-- Saved entries --
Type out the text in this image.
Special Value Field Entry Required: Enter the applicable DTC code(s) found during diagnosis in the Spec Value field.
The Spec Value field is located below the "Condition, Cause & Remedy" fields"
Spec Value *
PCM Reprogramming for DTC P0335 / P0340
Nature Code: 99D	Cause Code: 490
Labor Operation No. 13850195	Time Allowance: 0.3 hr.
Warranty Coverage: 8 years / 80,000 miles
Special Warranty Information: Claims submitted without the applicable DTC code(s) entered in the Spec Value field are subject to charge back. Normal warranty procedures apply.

-- STATED TASK --
Copy out the whole listing exactly as written.

-- SOLUTION --
Type out the text in this image.
Special Value Field Entry Required: Enter the applicable DTC code(s) found during diagnosis in the Spec Value field.
The Spec Value field is located below the "Condition, Cause & Remedy" fields"
Spec Value *
PCM Reprogramming for DTC P0335 / P0340
Nature Code: 99D	Cause Code: 490
Labor Operation No. 13850195	Time Allowance: 0.3 hr.
Warranty Coverage: 8 years / 80,000 miles
Special Warranty Information: Claims submitted without the applicable DTC code(s) entered in the Spec Value field are subject to charge back. Normal warranty procedures apply.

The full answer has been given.